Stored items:
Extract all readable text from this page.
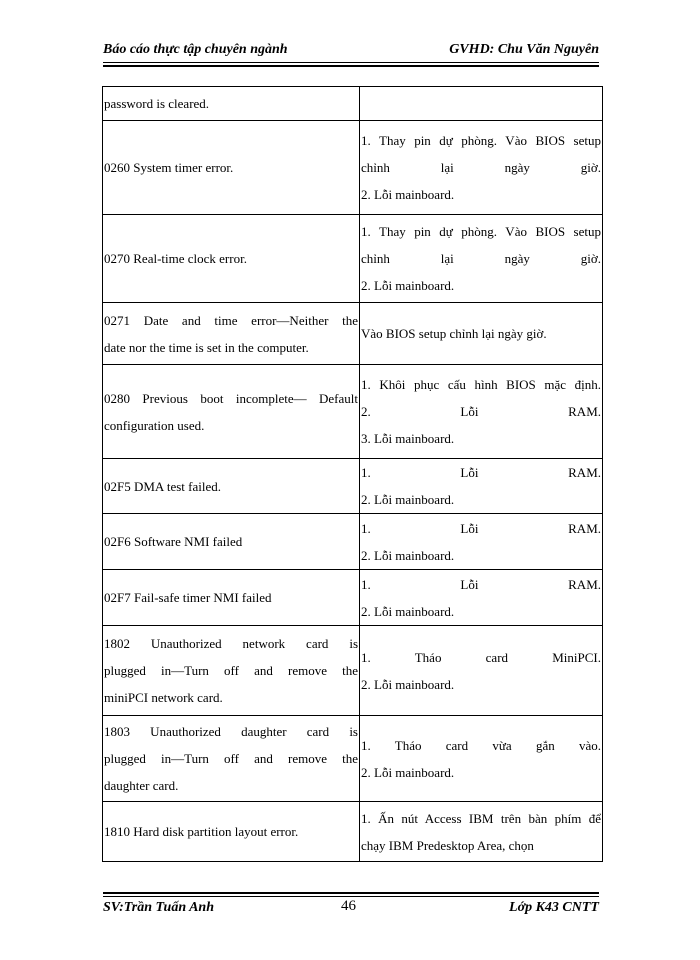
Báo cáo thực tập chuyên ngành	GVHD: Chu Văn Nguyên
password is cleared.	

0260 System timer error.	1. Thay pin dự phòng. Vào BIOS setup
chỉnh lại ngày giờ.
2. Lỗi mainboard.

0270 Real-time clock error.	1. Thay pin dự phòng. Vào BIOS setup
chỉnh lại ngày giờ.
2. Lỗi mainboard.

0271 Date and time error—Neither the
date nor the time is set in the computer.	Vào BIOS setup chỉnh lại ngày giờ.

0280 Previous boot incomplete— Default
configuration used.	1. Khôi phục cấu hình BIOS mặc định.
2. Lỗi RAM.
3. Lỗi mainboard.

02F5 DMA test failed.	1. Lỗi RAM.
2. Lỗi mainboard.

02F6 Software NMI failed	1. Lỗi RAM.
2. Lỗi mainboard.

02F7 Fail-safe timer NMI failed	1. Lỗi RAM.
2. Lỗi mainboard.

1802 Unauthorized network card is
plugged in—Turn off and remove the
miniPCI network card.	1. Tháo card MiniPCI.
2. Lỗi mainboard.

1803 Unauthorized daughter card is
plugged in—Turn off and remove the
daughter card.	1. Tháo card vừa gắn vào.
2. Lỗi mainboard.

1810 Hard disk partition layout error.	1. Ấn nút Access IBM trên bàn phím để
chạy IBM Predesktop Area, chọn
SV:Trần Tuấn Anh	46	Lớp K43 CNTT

#### [WHAT YOU SHOULD DO]
Identify every line where the string "error" appears.

#### [RESPONSE BELOW]
0260 System timer error.	1. Thay pin dự phòng. Vào BIOS setup
0270 Real-time clock error.	1. Thay pin dự phòng. Vào BIOS setup
0271 Date and time error—Neither the
1810 Hard disk partition layout error.	1. Ấn nút Access IBM trên bàn phím để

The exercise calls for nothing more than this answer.